** BEGIN **
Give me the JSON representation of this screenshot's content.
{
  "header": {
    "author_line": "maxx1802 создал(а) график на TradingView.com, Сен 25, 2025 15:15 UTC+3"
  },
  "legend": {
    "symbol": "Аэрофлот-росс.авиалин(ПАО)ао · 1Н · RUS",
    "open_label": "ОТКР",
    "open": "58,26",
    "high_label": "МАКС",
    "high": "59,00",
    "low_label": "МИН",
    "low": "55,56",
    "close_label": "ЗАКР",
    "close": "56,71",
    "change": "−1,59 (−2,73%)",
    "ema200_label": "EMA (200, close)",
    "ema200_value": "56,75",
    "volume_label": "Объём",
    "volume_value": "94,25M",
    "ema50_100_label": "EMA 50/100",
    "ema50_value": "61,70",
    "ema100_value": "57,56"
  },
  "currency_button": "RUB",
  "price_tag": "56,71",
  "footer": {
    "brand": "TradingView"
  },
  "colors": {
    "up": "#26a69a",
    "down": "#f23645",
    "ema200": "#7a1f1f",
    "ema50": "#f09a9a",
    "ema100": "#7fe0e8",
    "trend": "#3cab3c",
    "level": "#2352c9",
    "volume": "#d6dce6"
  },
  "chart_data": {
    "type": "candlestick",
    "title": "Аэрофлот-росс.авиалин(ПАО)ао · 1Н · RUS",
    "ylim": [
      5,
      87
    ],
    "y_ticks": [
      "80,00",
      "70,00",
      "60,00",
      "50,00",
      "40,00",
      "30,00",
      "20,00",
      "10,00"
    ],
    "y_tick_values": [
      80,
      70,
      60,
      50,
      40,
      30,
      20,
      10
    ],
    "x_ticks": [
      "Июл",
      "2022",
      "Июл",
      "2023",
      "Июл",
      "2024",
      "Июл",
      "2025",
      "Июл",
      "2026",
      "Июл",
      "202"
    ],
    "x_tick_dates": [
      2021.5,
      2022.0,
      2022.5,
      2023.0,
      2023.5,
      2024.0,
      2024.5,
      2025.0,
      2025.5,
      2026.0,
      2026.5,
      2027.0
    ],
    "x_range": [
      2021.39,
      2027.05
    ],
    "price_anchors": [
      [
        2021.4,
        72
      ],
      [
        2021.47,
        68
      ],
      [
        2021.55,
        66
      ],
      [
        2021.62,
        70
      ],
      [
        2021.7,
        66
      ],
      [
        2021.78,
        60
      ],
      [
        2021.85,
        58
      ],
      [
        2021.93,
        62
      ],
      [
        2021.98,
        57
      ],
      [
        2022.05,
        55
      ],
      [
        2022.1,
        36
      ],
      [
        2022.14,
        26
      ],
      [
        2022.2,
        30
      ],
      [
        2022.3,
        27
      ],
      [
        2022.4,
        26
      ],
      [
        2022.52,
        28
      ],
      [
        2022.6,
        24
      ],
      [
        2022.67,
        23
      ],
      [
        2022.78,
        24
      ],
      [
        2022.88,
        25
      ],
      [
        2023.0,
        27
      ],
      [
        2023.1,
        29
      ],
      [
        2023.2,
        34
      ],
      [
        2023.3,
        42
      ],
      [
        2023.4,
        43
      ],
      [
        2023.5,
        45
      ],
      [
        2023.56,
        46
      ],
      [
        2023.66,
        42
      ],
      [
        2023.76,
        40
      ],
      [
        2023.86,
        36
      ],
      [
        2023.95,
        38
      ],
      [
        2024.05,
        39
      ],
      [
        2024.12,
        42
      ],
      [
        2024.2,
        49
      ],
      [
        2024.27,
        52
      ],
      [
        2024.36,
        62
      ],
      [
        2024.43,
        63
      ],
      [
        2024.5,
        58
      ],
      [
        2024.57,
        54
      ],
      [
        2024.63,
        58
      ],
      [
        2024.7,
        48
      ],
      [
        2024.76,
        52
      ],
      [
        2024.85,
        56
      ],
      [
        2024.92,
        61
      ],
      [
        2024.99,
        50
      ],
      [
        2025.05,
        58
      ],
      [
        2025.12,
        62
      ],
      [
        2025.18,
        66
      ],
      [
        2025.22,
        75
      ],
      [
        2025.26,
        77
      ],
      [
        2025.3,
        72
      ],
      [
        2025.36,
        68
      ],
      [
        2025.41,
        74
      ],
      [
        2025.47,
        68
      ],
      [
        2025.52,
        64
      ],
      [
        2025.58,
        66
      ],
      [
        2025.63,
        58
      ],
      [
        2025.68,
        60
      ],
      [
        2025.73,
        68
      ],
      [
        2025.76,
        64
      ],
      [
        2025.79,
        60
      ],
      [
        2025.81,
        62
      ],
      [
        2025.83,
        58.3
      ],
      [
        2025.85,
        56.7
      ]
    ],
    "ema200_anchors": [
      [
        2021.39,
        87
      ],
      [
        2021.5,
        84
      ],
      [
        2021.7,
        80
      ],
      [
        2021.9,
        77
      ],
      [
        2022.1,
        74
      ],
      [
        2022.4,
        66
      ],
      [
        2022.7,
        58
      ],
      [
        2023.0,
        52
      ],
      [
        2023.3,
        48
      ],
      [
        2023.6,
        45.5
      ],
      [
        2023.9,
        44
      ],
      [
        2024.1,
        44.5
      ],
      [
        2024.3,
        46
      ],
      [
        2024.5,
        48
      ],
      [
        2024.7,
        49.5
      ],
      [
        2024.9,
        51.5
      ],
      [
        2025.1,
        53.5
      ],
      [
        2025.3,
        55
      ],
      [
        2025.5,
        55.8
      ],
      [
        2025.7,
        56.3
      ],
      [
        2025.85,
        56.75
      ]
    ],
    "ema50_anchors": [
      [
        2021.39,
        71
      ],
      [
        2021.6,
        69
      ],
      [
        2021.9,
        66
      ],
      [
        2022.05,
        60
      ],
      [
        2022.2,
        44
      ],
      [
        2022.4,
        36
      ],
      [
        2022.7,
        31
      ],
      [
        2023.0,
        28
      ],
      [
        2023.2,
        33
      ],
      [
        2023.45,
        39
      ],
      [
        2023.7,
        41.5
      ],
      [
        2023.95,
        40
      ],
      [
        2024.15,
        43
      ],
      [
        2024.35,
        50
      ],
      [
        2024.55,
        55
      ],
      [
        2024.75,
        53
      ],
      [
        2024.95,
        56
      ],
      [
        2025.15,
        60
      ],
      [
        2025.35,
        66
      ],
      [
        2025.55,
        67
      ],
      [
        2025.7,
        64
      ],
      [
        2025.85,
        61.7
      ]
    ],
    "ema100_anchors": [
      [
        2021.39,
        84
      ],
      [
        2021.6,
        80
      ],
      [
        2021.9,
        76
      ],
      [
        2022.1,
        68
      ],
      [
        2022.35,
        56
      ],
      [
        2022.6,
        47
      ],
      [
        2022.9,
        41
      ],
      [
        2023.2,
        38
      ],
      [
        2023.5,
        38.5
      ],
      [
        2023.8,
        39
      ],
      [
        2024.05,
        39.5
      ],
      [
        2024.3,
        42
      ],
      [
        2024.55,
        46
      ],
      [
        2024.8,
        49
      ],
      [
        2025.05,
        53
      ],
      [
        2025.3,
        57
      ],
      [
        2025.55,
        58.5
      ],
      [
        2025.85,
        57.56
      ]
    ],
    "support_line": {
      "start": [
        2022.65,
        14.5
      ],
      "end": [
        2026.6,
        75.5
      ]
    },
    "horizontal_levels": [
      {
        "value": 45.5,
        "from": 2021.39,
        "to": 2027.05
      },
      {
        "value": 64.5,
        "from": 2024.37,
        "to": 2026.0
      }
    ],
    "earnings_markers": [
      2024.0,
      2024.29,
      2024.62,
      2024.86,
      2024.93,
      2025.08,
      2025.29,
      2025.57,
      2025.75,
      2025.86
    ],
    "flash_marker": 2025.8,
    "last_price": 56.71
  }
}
** END **
SET PROBLEM — Which lines above hold the word "TradingView"? Copy each of them.

THE REPLY —
    "author_line": "maxx1802 создал(а) график на TradingView.com, Сен 25, 2025 15:15 UTC+3"
    "brand": "TradingView"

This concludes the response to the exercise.